Take the records underneath and set them down exactly.

-- start ENTRIES SHOWN --

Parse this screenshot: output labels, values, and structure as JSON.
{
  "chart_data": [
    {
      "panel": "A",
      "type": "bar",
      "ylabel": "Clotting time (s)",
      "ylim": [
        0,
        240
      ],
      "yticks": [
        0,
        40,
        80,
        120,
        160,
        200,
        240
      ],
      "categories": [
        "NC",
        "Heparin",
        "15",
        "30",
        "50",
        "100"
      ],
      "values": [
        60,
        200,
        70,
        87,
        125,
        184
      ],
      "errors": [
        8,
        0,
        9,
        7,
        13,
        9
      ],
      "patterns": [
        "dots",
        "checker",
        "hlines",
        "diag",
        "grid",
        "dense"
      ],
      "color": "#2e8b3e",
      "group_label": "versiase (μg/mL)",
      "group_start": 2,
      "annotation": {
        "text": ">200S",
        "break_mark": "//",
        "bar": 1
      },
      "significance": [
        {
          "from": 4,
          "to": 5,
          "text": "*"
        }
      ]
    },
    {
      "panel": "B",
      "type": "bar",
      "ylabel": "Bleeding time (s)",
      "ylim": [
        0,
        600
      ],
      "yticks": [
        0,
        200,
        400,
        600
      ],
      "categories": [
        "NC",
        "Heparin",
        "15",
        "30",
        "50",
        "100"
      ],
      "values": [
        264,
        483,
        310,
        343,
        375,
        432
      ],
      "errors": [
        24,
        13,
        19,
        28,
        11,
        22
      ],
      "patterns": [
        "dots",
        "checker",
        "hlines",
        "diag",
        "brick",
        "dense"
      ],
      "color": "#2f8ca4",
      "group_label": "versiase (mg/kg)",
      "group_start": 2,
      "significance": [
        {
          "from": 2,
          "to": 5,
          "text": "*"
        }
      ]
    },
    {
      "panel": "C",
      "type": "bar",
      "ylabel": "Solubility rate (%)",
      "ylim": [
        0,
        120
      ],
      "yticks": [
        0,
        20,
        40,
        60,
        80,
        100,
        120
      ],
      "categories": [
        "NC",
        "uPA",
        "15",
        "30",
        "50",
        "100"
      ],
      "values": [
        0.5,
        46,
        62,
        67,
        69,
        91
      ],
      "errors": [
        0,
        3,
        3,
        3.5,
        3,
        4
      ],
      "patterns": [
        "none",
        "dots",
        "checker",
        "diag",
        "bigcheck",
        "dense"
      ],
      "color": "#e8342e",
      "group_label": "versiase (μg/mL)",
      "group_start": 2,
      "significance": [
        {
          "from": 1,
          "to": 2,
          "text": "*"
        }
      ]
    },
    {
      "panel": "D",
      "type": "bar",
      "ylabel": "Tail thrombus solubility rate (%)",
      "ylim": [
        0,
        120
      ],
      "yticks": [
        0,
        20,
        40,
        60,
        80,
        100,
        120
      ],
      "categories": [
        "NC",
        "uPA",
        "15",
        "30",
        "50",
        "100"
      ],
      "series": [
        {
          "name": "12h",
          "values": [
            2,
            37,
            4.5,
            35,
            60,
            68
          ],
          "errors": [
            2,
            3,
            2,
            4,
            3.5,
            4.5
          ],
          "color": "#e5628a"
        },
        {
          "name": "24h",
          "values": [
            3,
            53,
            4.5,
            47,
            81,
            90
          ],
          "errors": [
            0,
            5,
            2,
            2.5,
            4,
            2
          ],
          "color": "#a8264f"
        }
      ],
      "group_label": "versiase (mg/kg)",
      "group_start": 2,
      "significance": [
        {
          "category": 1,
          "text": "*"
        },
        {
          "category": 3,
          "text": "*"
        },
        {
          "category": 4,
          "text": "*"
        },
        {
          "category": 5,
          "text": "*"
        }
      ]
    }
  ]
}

-- end ENTRIES SHOWN --

## EXPECTED OUTPUT:
Parse this screenshot: output labels, values, and structure as JSON.
{
  "chart_data": [
    {
      "panel": "A",
      "type": "bar",
      "ylabel": "Clotting time (s)",
      "ylim": [
        0,
        240
      ],
      "yticks": [
        0,
        40,
        80,
        120,
        160,
        200,
        240
      ],
      "categories": [
        "NC",
        "Heparin",
        "15",
        "30",
        "50",
        "100"
      ],
      "values": [
        60,
        200,
        70,
        87,
        125,
        184
      ],
      "errors": [
        8,
        0,
        9,
        7,
        13,
        9
      ],
      "patterns": [
        "dots",
        "checker",
        "hlines",
        "diag",
        "grid",
        "dense"
      ],
      "color": "#2e8b3e",
      "group_label": "versiase (μg/mL)",
      "group_start": 2,
      "annotation": {
        "text": ">200S",
        "break_mark": "//",
        "bar": 1
      },
      "significance": [
        {
          "from": 4,
          "to": 5,
          "text": "*"
        }
      ]
    },
    {
      "panel": "B",
      "type": "bar",
      "ylabel": "Bleeding time (s)",
      "ylim": [
        0,
        600
      ],
      "yticks": [
        0,
        200,
        400,
        600
      ],
      "categories": [
        "NC",
        "Heparin",
        "15",
        "30",
        "50",
        "100"
      ],
      "values": [
        264,
        483,
        310,
        343,
        375,
        432
      ],
      "errors": [
        24,
        13,
        19,
        28,
        11,
        22
      ],
      "patterns": [
        "dots",
        "checker",
        "hlines",
        "diag",
        "brick",
        "dense"
      ],
      "color": "#2f8ca4",
      "group_label": "versiase (mg/kg)",
      "group_start": 2,
      "significance": [
        {
          "from": 2,
          "to": 5,
          "text": "*"
        }
      ]
    },
    {
      "panel": "C",
      "type": "bar",
      "ylabel": "Solubility rate (%)",
      "ylim": [
        0,
        120
      ],
      "yticks": [
        0,
        20,
        40,
        60,
        80,
        100,
        120
      ],
      "categories": [
        "NC",
        "uPA",
        "15",
        "30",
        "50",
        "100"
      ],
      "values": [
        0.5,
        46,
        62,
        67,
        69,
        91
      ],
      "errors": [
        0,
        3,
        3,
        3.5,
        3,
        4
      ],
      "patterns": [
        "none",
        "dots",
        "checker",
        "diag",
        "bigcheck",
        "dense"
      ],
      "color": "#e8342e",
      "group_label": "versiase (μg/mL)",
      "group_start": 2,
      "significance": [
        {
          "from": 1,
          "to": 2,
          "text": "*"
        }
      ]
    },
    {
      "panel": "D",
      "type": "bar",
      "ylabel": "Tail thrombus solubility rate (%)",
      "ylim": [
        0,
        120
      ],
      "yticks": [
        0,
        20,
        40,
        60,
        80,
        100,
        120
      ],
      "categories": [
        "NC",
        "uPA",
        "15",
        "30",
        "50",
        "100"
      ],
      "series": [
        {
          "name": "12h",
          "values": [
            2,
            37,
            4.5,
            35,
            60,
            68
          ],
          "errors": [
            2,
            3,
            2,
            4,
            3.5,
            4.5
          ],
          "color": "#e5628a"
        },
        {
          "name": "24h",
          "values": [
            3,
            53,
            4.5,
            47,
            81,
            90
          ],
          "errors": [
            0,
            5,
            2,
            2.5,
            4,
            2
          ],
          "color": "#a8264f"
        }
      ],
      "group_label": "versiase (mg/kg)",
      "group_start": 2,
      "significance": [
        {
          "category": 1,
          "text": "*"
        },
        {
          "category": 3,
          "text": "*"
        },
        {
          "category": 4,
          "text": "*"
        },
        {
          "category": 5,
          "text": "*"
        }
      ]
    }
  ]
}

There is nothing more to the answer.